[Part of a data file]
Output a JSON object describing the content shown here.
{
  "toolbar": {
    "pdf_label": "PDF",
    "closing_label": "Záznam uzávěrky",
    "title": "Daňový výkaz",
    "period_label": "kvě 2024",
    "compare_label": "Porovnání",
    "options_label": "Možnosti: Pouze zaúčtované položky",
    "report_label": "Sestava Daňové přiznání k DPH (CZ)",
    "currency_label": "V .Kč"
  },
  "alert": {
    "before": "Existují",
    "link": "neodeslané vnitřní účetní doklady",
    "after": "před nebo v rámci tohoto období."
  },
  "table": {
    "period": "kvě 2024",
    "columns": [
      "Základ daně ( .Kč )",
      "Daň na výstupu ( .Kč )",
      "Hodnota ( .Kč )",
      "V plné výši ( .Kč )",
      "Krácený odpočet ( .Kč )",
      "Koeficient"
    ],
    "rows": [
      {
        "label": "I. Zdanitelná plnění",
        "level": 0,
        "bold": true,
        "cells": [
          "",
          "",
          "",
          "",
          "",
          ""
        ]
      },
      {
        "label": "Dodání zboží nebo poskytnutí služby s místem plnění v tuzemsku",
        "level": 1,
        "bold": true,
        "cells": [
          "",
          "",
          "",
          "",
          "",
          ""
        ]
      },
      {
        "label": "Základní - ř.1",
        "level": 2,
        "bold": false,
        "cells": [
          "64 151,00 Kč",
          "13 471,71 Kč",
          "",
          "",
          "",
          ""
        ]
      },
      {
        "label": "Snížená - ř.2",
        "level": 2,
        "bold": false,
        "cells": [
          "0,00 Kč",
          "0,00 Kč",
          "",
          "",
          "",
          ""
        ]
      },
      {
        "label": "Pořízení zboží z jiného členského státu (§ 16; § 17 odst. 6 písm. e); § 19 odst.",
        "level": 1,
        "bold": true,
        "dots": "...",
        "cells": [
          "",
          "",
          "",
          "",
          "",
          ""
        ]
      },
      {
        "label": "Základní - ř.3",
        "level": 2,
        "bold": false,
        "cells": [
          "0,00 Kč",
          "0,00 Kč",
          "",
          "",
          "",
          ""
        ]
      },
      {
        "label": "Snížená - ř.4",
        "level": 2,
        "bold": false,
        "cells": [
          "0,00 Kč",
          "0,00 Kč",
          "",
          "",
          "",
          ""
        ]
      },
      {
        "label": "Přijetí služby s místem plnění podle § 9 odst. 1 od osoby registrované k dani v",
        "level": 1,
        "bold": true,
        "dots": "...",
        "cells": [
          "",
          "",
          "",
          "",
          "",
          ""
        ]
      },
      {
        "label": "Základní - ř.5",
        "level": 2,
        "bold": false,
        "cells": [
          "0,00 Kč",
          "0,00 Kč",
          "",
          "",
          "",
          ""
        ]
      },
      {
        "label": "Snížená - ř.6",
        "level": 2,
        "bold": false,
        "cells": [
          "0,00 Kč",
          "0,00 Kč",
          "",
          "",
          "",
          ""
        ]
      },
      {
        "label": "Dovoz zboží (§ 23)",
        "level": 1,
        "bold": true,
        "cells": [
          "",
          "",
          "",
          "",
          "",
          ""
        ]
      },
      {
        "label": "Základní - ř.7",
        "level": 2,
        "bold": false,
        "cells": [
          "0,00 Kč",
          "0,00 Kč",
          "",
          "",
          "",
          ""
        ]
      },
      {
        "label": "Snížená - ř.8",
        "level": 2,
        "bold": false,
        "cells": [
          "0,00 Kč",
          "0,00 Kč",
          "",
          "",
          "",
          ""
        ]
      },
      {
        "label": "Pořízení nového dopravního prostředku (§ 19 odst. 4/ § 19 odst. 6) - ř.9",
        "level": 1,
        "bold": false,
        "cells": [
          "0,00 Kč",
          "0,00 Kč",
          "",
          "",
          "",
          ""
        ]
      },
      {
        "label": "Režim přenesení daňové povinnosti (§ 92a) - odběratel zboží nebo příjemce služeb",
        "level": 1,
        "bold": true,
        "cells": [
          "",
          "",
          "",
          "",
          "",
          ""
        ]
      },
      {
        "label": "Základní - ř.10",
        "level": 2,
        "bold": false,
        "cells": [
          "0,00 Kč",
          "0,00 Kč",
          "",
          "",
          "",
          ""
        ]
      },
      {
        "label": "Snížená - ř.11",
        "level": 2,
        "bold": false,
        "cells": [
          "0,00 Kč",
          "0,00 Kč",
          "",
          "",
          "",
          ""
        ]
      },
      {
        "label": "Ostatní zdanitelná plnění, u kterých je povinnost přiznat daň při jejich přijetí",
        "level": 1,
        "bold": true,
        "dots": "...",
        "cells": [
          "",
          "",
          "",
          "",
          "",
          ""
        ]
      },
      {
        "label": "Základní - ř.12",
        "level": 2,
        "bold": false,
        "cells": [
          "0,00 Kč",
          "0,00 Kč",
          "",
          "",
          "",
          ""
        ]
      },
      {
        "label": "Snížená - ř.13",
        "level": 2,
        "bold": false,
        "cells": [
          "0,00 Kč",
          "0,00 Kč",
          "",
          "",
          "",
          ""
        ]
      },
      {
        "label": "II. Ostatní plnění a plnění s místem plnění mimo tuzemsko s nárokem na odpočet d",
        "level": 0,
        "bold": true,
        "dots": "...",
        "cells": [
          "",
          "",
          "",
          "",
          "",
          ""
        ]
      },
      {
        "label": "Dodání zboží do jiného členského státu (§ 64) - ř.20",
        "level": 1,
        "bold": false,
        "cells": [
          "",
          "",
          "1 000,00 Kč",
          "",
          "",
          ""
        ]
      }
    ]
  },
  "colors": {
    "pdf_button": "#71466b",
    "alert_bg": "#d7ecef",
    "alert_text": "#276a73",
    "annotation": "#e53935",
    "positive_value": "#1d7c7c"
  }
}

Task details.
Look through the entries and find each line that has the string "odpočet". Copy those lines.

Solution to this exercise.
      "Krácený odpočet ( .Kč )",
        "label": "II. Ostatní plnění a plnění s místem plnění mimo tuzemsko s nárokem na odpočet d",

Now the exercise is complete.